Saved entries:
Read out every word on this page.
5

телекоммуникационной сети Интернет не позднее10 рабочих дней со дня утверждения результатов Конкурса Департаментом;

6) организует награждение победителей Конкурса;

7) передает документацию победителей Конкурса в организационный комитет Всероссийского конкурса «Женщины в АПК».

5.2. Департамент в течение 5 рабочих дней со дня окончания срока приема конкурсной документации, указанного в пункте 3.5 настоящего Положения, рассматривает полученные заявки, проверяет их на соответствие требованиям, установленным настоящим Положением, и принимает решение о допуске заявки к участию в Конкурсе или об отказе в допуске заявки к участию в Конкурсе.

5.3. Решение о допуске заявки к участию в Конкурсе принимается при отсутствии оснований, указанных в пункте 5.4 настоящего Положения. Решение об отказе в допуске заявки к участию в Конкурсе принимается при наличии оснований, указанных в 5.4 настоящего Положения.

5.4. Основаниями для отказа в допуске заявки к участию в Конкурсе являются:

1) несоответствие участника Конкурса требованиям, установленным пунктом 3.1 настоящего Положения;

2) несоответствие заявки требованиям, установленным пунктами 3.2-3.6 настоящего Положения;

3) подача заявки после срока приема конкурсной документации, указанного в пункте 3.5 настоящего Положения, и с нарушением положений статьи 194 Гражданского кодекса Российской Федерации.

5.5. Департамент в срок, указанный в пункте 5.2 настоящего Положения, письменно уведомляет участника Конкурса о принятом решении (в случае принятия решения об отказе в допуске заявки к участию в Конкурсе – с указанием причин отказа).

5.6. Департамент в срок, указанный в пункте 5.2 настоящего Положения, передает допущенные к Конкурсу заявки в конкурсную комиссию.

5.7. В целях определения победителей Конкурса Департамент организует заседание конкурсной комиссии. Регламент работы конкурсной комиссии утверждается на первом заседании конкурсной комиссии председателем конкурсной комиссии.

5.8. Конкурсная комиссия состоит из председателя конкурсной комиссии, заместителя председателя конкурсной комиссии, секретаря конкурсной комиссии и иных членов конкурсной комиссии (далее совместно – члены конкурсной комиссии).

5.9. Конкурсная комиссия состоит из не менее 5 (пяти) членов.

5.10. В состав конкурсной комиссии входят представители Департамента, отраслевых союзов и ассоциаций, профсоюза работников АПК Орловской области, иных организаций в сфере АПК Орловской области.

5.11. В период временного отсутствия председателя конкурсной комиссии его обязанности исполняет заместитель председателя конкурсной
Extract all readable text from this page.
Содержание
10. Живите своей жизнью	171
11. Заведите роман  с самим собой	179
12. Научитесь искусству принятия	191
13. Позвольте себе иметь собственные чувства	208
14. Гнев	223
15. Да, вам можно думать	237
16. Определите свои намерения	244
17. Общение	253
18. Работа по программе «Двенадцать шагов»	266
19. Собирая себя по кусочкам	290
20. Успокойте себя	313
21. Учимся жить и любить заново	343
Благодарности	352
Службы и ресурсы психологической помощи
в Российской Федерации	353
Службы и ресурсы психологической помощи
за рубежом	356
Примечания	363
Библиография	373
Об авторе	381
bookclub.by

◆ WHAT TO WORK ON ◆
Find each line holding the word "организует" and copy it.

◆ FINAL RESULT ◆
6) организует награждение победителей Конкурса;
5.7. В целях определения победителей Конкурса Департамент организует заседание конкурсной комиссии. Регламент работы конкурсной комиссии утверждается на первом заседании конкурсной комиссии председателем конкурсной комиссии.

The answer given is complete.